(Collected data entries)
[BEGIN]

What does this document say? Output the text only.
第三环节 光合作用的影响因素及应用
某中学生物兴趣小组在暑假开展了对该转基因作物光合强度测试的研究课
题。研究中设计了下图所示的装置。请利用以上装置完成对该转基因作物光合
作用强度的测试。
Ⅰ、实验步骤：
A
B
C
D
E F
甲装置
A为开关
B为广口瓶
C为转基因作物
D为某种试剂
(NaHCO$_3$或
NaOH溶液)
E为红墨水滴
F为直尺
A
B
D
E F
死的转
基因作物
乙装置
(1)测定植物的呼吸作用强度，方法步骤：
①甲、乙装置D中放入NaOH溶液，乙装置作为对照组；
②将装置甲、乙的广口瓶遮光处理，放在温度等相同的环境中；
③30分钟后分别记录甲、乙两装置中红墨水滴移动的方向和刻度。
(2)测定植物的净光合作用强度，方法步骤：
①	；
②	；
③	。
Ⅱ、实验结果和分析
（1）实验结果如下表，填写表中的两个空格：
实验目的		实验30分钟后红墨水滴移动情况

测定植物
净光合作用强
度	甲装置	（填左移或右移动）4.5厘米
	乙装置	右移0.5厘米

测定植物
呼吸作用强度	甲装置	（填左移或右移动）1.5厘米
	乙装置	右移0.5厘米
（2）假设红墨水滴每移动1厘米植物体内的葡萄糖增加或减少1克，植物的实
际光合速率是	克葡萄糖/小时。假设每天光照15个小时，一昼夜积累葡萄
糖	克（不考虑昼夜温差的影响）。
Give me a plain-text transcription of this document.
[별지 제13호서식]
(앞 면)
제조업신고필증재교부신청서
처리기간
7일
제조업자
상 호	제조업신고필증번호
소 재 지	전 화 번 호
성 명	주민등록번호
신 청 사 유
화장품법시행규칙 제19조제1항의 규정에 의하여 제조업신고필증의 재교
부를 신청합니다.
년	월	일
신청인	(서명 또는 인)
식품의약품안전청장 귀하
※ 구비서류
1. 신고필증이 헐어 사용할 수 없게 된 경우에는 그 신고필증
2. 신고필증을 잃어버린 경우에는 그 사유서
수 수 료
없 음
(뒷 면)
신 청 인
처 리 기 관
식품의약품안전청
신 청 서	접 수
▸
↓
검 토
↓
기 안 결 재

[END]

Problem. Using the listing above, please repeat every entry exactly.

Result of the task.
What does this document say? Output the text only.
第三环节 光合作用的影响因素及应用
某中学生物兴趣小组在暑假开展了对该转基因作物光合强度测试的研究课
题。研究中设计了下图所示的装置。请利用以上装置完成对该转基因作物光合
作用强度的测试。
Ⅰ、实验步骤：
A
B
C
D
E F
甲装置
A为开关
B为广口瓶
C为转基因作物
D为某种试剂
(NaHCO$_3$或
NaOH溶液)
E为红墨水滴
F为直尺
A
B
D
E F
死的转
基因作物
乙装置
(1)测定植物的呼吸作用强度，方法步骤：
①甲、乙装置D中放入NaOH溶液，乙装置作为对照组；
②将装置甲、乙的广口瓶遮光处理，放在温度等相同的环境中；
③30分钟后分别记录甲、乙两装置中红墨水滴移动的方向和刻度。
(2)测定植物的净光合作用强度，方法步骤：
①	；
②	；
③	。
Ⅱ、实验结果和分析
（1）实验结果如下表，填写表中的两个空格：
实验目的		实验30分钟后红墨水滴移动情况

测定植物
净光合作用强
度	甲装置	（填左移或右移动）4.5厘米
	乙装置	右移0.5厘米

测定植物
呼吸作用强度	甲装置	（填左移或右移动）1.5厘米
	乙装置	右移0.5厘米
（2）假设红墨水滴每移动1厘米植物体内的葡萄糖增加或减少1克，植物的实
际光合速率是	克葡萄糖/小时。假设每天光照15个小时，一昼夜积累葡萄
糖	克（不考虑昼夜温差的影响）。
Give me a plain-text transcription of this document.
[별지 제13호서식]
(앞 면)
제조업신고필증재교부신청서
처리기간
7일
제조업자
상 호	제조업신고필증번호
소 재 지	전 화 번 호
성 명	주민등록번호
신 청 사 유
화장품법시행규칙 제19조제1항의 규정에 의하여 제조업신고필증의 재교
부를 신청합니다.
년	월	일
신청인	(서명 또는 인)
식품의약품안전청장 귀하
※ 구비서류
1. 신고필증이 헐어 사용할 수 없게 된 경우에는 그 신고필증
2. 신고필증을 잃어버린 경우에는 그 사유서
수 수 료
없 음
(뒷 면)
신 청 인
처 리 기 관
식품의약품안전청
신 청 서	접 수
▸
↓
검 토
↓
기 안 결 재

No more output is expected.